What you have to do
Output all entries verbatim. Skip pictures.
***** Task material
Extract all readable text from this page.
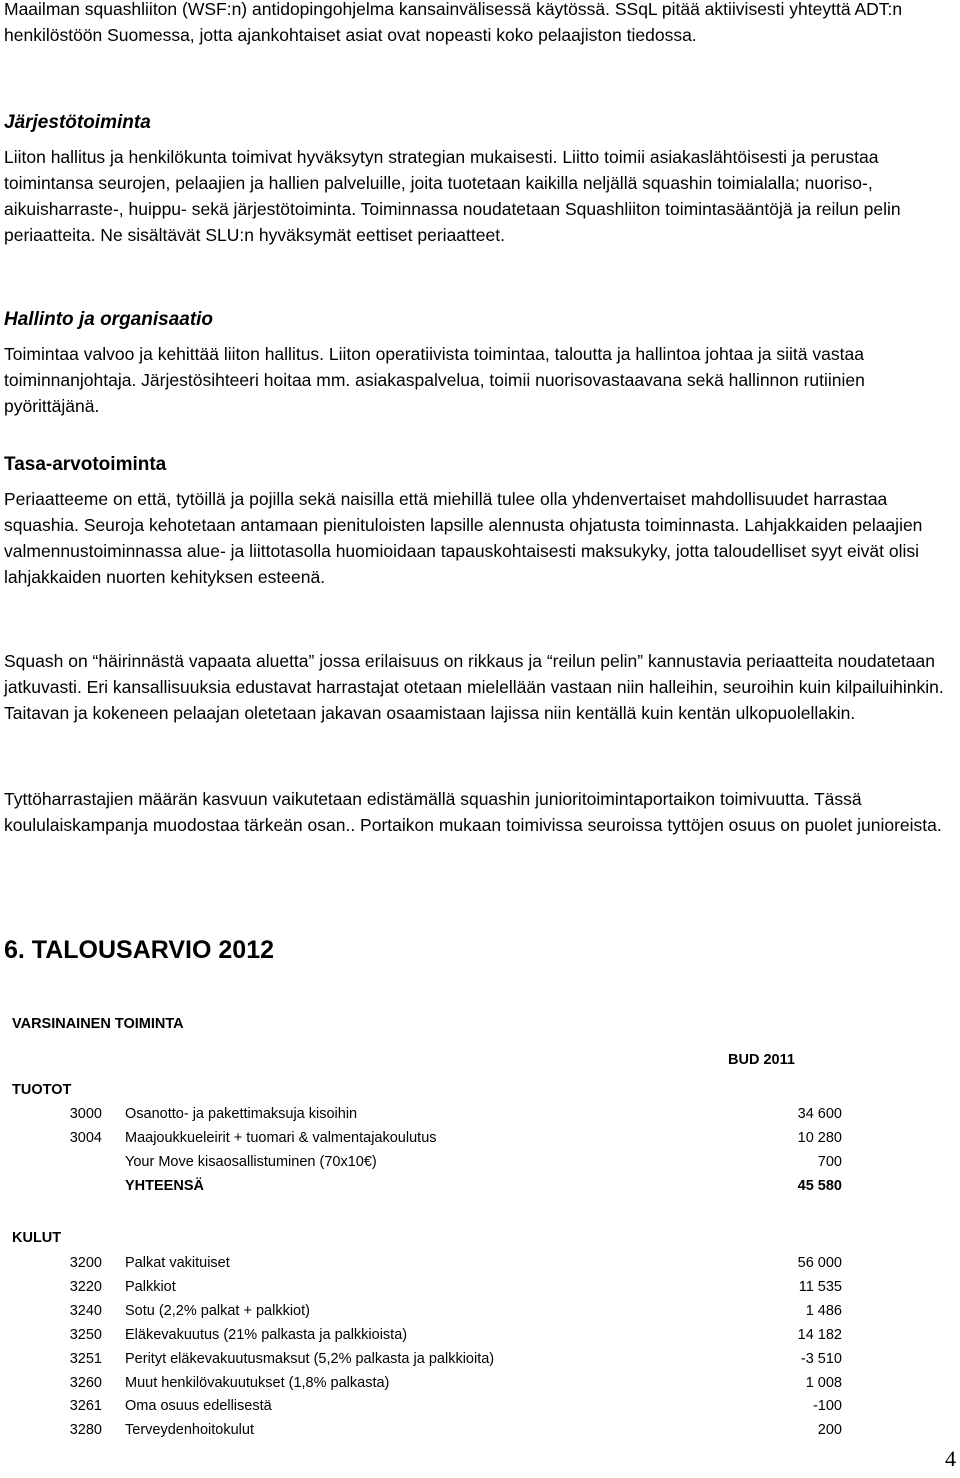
Maailman squashliiton (WSF:n) antidopingohjelma kansainvälisessä käytössä. SSqL pitää aktiivisesti yhteyttä ADT:n henkilöstöön Suomessa, jotta ajankohtaiset asiat ovat nopeasti koko pelaajiston tiedossa.

Järjestötoiminta

Liiton hallitus ja henkilökunta toimivat hyväksytyn strategian mukaisesti. Liitto toimii asiakaslähtöisesti ja perustaa toimintansa seurojen, pelaajien ja hallien palveluille, joita tuotetaan kaikilla neljällä squashin toimialalla; nuoriso-, aikuisharraste-, huippu- sekä järjestötoiminta. Toiminnassa noudatetaan Squashliiton toimintasääntöjä ja reilun pelin periaatteita. Ne sisältävät SLU:n hyväksymät eettiset periaatteet.

Hallinto ja organisaatio

Toimintaa valvoo ja kehittää liiton hallitus. Liiton operatiivista toimintaa, taloutta ja hallintoa johtaa ja siitä vastaa toiminnanjohtaja. Järjestösihteeri hoitaa mm. asiakaspalvelua, toimii nuorisovastaavana sekä hallinnon rutiinien pyörittäjänä.

Tasa-arvotoiminta

Periaatteeme on että, tytöillä ja pojilla sekä naisilla että miehillä tulee olla yhdenvertaiset mahdollisuudet harrastaa squashia. Seuroja kehotetaan antamaan pienituloisten lapsille alennusta ohjatusta toiminnasta. Lahjakkaiden pelaajien valmennustoiminnassa alue- ja liittotasolla huomioidaan tapauskohtaisesti maksukyky, jotta taloudelliset syyt eivät olisi lahjakkaiden nuorten kehityksen esteenä.

Squash on “häirinnästä vapaata aluetta” jossa erilaisuus on rikkaus ja “reilun pelin” kannustavia periaatteita noudatetaan jatkuvasti. Eri kansallisuuksia edustavat harrastajat otetaan mielellään vastaan niin halleihin, seuroihin kuin kilpailuihinkin. Taitavan ja kokeneen pelaajan oletetaan jakavan osaamistaan lajissa niin kentällä kuin kentän ulkopuolellakin.

Tyttöharrastajien määrän kasvuun vaikutetaan edistämällä squashin junioritoimintaportaikon toimivuutta. Tässä koululaiskampanja muodostaa tärkeän osan.. Portaikon mukaan toimivissa seuroissa tyttöjen osuus on puolet junioreista.

6. TALOUSARVIO 2012
VARSINAINEN TOIMINTA
BUD 2011
TUOTOT
3000 Osanotto- ja pakettimaksuja kisoihin	34 600
3004 Maajoukkueleirit + tuomari & valmentajakoulutus	10 280
Your Move kisaosallistuminen (70x10€)	700
YHTEENSÄ	45 580
KULUT
3200 Palkat vakituiset	56 000
3220 Palkkiot	11 535
3240 Sotu (2,2% palkat + palkkiot)	1 486
3250 Eläkevakuutus (21% palkasta ja palkkioista)	14 182
3251 Perityt eläkevakuutusmaksut (5,2% palkasta ja palkkioita)	-3 510
3260 Muut henkilövakuutukset (1,8% palkasta)	1 008
3261 Oma osuus edellisestä	-100
3280 Terveydenhoitokulut	200
4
**********
Problem solution
Extract all readable text from this page.
Maailman squashliiton (WSF:n) antidopingohjelma kansainvälisessä käytössä. SSqL pitää aktiivisesti yhteyttä ADT:n henkilöstöön Suomessa, jotta ajankohtaiset asiat ovat nopeasti koko pelaajiston tiedossa.

Järjestötoiminta

Liiton hallitus ja henkilökunta toimivat hyväksytyn strategian mukaisesti. Liitto toimii asiakaslähtöisesti ja perustaa toimintansa seurojen, pelaajien ja hallien palveluille, joita tuotetaan kaikilla neljällä squashin toimialalla; nuoriso-, aikuisharraste-, huippu- sekä järjestötoiminta. Toiminnassa noudatetaan Squashliiton toimintasääntöjä ja reilun pelin periaatteita. Ne sisältävät SLU:n hyväksymät eettiset periaatteet.

Hallinto ja organisaatio

Toimintaa valvoo ja kehittää liiton hallitus. Liiton operatiivista toimintaa, taloutta ja hallintoa johtaa ja siitä vastaa toiminnanjohtaja. Järjestösihteeri hoitaa mm. asiakaspalvelua, toimii nuorisovastaavana sekä hallinnon rutiinien pyörittäjänä.

Tasa-arvotoiminta

Periaatteeme on että, tytöillä ja pojilla sekä naisilla että miehillä tulee olla yhdenvertaiset mahdollisuudet harrastaa squashia. Seuroja kehotetaan antamaan pienituloisten lapsille alennusta ohjatusta toiminnasta. Lahjakkaiden pelaajien valmennustoiminnassa alue- ja liittotasolla huomioidaan tapauskohtaisesti maksukyky, jotta taloudelliset syyt eivät olisi lahjakkaiden nuorten kehityksen esteenä.

Squash on “häirinnästä vapaata aluetta” jossa erilaisuus on rikkaus ja “reilun pelin” kannustavia periaatteita noudatetaan jatkuvasti. Eri kansallisuuksia edustavat harrastajat otetaan mielellään vastaan niin halleihin, seuroihin kuin kilpailuihinkin. Taitavan ja kokeneen pelaajan oletetaan jakavan osaamistaan lajissa niin kentällä kuin kentän ulkopuolellakin.

Tyttöharrastajien määrän kasvuun vaikutetaan edistämällä squashin junioritoimintaportaikon toimivuutta. Tässä koululaiskampanja muodostaa tärkeän osan.. Portaikon mukaan toimivissa seuroissa tyttöjen osuus on puolet junioreista.

6. TALOUSARVIO 2012
VARSINAINEN TOIMINTA
BUD 2011
TUOTOT
3000 Osanotto- ja pakettimaksuja kisoihin	34 600
3004 Maajoukkueleirit + tuomari & valmentajakoulutus	10 280
Your Move kisaosallistuminen (70x10€)	700
YHTEENSÄ	45 580
KULUT
3200 Palkat vakituiset	56 000
3220 Palkkiot	11 535
3240 Sotu (2,2% palkat + palkkiot)	1 486
3250 Eläkevakuutus (21% palkasta ja palkkioista)	14 182
3251 Perityt eläkevakuutusmaksut (5,2% palkasta ja palkkioita)	-3 510
3260 Muut henkilövakuutukset (1,8% palkasta)	1 008
3261 Oma osuus edellisestä	-100
3280 Terveydenhoitokulut	200
4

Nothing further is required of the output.